## [EXERCISE BRIEF]
Below are some records; reproduce every one of them exactly.

[Items from a data source]
--------------------------------
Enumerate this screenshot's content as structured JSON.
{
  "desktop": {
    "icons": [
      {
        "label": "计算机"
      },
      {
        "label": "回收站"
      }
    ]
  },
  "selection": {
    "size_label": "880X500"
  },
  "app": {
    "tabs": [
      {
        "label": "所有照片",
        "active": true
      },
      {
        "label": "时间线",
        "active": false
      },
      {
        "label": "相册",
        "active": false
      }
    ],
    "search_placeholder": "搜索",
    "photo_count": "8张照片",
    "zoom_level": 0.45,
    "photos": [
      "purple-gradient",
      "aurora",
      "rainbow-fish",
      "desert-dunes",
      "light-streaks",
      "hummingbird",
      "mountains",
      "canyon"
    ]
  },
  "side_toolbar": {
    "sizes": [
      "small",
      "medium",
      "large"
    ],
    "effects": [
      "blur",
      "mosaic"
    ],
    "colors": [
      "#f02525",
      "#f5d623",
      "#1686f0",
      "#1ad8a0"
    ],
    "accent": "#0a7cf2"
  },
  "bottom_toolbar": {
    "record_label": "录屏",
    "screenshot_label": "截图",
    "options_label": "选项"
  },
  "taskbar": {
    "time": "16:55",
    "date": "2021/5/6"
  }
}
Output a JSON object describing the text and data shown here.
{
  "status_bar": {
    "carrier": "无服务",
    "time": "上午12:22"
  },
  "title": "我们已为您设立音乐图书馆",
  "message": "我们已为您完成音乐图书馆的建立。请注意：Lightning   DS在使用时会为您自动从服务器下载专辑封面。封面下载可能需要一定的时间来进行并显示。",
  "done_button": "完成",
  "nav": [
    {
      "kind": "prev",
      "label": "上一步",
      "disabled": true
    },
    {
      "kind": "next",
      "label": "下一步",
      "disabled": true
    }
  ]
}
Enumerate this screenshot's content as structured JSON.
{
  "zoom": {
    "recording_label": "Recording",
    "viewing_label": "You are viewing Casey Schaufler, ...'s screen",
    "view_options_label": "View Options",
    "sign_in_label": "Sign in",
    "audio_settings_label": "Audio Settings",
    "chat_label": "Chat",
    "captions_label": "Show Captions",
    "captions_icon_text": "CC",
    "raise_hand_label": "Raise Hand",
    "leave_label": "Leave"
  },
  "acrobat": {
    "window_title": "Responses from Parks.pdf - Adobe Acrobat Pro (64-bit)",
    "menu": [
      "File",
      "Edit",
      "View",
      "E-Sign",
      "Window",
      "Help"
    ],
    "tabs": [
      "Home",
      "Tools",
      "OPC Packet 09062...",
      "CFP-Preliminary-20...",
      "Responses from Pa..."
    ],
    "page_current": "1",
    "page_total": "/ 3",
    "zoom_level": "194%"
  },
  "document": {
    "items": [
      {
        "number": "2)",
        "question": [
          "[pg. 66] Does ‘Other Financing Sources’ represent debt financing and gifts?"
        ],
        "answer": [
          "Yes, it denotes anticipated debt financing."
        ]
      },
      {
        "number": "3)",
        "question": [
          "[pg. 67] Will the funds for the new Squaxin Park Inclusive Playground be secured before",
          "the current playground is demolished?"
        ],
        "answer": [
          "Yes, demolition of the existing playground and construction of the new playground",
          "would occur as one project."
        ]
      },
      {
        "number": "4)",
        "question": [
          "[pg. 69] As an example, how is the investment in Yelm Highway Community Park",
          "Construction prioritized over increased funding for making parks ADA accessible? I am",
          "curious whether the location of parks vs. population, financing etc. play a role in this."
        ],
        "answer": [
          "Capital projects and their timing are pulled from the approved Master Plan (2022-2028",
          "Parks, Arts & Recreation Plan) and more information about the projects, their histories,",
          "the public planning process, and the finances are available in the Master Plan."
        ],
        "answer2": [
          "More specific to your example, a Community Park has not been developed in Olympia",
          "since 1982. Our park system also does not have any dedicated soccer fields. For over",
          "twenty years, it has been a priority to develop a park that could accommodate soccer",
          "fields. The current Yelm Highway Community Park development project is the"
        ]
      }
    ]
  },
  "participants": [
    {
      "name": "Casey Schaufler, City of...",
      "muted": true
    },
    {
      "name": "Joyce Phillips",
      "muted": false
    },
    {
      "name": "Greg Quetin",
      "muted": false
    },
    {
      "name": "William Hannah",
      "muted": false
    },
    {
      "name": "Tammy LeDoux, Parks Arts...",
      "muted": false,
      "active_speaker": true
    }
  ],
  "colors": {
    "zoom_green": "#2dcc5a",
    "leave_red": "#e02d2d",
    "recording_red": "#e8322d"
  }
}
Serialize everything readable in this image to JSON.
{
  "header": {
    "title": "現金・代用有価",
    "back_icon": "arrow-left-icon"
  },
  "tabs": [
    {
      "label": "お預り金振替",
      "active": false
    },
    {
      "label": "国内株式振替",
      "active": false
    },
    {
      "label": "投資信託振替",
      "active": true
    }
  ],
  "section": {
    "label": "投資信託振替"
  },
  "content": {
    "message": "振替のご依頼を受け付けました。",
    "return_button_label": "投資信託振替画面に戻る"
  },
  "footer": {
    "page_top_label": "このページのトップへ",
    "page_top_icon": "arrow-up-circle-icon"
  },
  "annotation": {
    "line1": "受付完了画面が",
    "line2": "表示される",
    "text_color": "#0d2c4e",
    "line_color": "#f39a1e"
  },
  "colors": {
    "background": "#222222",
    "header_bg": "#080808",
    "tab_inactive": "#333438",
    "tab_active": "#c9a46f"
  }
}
--------------------------------
## [SOLUTION BELOW]
Enumerate this screenshot's content as structured JSON.
{
  "desktop": {
    "icons": [
      {
        "label": "计算机"
      },
      {
        "label": "回收站"
      }
    ]
  },
  "selection": {
    "size_label": "880X500"
  },
  "app": {
    "tabs": [
      {
        "label": "所有照片",
        "active": true
      },
      {
        "label": "时间线",
        "active": false
      },
      {
        "label": "相册",
        "active": false
      }
    ],
    "search_placeholder": "搜索",
    "photo_count": "8张照片",
    "zoom_level": 0.45,
    "photos": [
      "purple-gradient",
      "aurora",
      "rainbow-fish",
      "desert-dunes",
      "light-streaks",
      "hummingbird",
      "mountains",
      "canyon"
    ]
  },
  "side_toolbar": {
    "sizes": [
      "small",
      "medium",
      "large"
    ],
    "effects": [
      "blur",
      "mosaic"
    ],
    "colors": [
      "#f02525",
      "#f5d623",
      "#1686f0",
      "#1ad8a0"
    ],
    "accent": "#0a7cf2"
  },
  "bottom_toolbar": {
    "record_label": "录屏",
    "screenshot_label": "截图",
    "options_label": "选项"
  },
  "taskbar": {
    "time": "16:55",
    "date": "2021/5/6"
  }
}
Output a JSON object describing the text and data shown here.
{
  "status_bar": {
    "carrier": "无服务",
    "time": "上午12:22"
  },
  "title": "我们已为您设立音乐图书馆",
  "message": "我们已为您完成音乐图书馆的建立。请注意：Lightning   DS在使用时会为您自动从服务器下载专辑封面。封面下载可能需要一定的时间来进行并显示。",
  "done_button": "完成",
  "nav": [
    {
      "kind": "prev",
      "label": "上一步",
      "disabled": true
    },
    {
      "kind": "next",
      "label": "下一步",
      "disabled": true
    }
  ]
}
Enumerate this screenshot's content as structured JSON.
{
  "zoom": {
    "recording_label": "Recording",
    "viewing_label": "You are viewing Casey Schaufler, ...'s screen",
    "view_options_label": "View Options",
    "sign_in_label": "Sign in",
    "audio_settings_label": "Audio Settings",
    "chat_label": "Chat",
    "captions_label": "Show Captions",
    "captions_icon_text": "CC",
    "raise_hand_label": "Raise Hand",
    "leave_label": "Leave"
  },
  "acrobat": {
    "window_title": "Responses from Parks.pdf - Adobe Acrobat Pro (64-bit)",
    "menu": [
      "File",
      "Edit",
      "View",
      "E-Sign",
      "Window",
      "Help"
    ],
    "tabs": [
      "Home",
      "Tools",
      "OPC Packet 09062...",
      "CFP-Preliminary-20...",
      "Responses from Pa..."
    ],
    "page_current": "1",
    "page_total": "/ 3",
    "zoom_level": "194%"
  },
  "document": {
    "items": [
      {
        "number": "2)",
        "question": [
          "[pg. 66] Does ‘Other Financing Sources’ represent debt financing and gifts?"
        ],
        "answer": [
          "Yes, it denotes anticipated debt financing."
        ]
      },
      {
        "number": "3)",
        "question": [
          "[pg. 67] Will the funds for the new Squaxin Park Inclusive Playground be secured before",
          "the current playground is demolished?"
        ],
        "answer": [
          "Yes, demolition of the existing playground and construction of the new playground",
          "would occur as one project."
        ]
      },
      {
        "number": "4)",
        "question": [
          "[pg. 69] As an example, how is the investment in Yelm Highway Community Park",
          "Construction prioritized over increased funding for making parks ADA accessible? I am",
          "curious whether the location of parks vs. population, financing etc. play a role in this."
        ],
        "answer": [
          "Capital projects and their timing are pulled from the approved Master Plan (2022-2028",
          "Parks, Arts & Recreation Plan) and more information about the projects, their histories,",
          "the public planning process, and the finances are available in the Master Plan."
        ],
        "answer2": [
          "More specific to your example, a Community Park has not been developed in Olympia",
          "since 1982. Our park system also does not have any dedicated soccer fields. For over",
          "twenty years, it has been a priority to develop a park that could accommodate soccer",
          "fields. The current Yelm Highway Community Park development project is the"
        ]
      }
    ]
  },
  "participants": [
    {
      "name": "Casey Schaufler, City of...",
      "muted": true
    },
    {
      "name": "Joyce Phillips",
      "muted": false
    },
    {
      "name": "Greg Quetin",
      "muted": false
    },
    {
      "name": "William Hannah",
      "muted": false
    },
    {
      "name": "Tammy LeDoux, Parks Arts...",
      "muted": false,
      "active_speaker": true
    }
  ],
  "colors": {
    "zoom_green": "#2dcc5a",
    "leave_red": "#e02d2d",
    "recording_red": "#e8322d"
  }
}
Serialize everything readable in this image to JSON.
{
  "header": {
    "title": "現金・代用有価",
    "back_icon": "arrow-left-icon"
  },
  "tabs": [
    {
      "label": "お預り金振替",
      "active": false
    },
    {
      "label": "国内株式振替",
      "active": false
    },
    {
      "label": "投資信託振替",
      "active": true
    }
  ],
  "section": {
    "label": "投資信託振替"
  },
  "content": {
    "message": "振替のご依頼を受け付けました。",
    "return_button_label": "投資信託振替画面に戻る"
  },
  "footer": {
    "page_top_label": "このページのトップへ",
    "page_top_icon": "arrow-up-circle-icon"
  },
  "annotation": {
    "line1": "受付完了画面が",
    "line2": "表示される",
    "text_color": "#0d2c4e",
    "line_color": "#f39a1e"
  },
  "colors": {
    "background": "#222222",
    "header_bg": "#080808",
    "tab_inactive": "#333438",
    "tab_active": "#c9a46f"
  }
}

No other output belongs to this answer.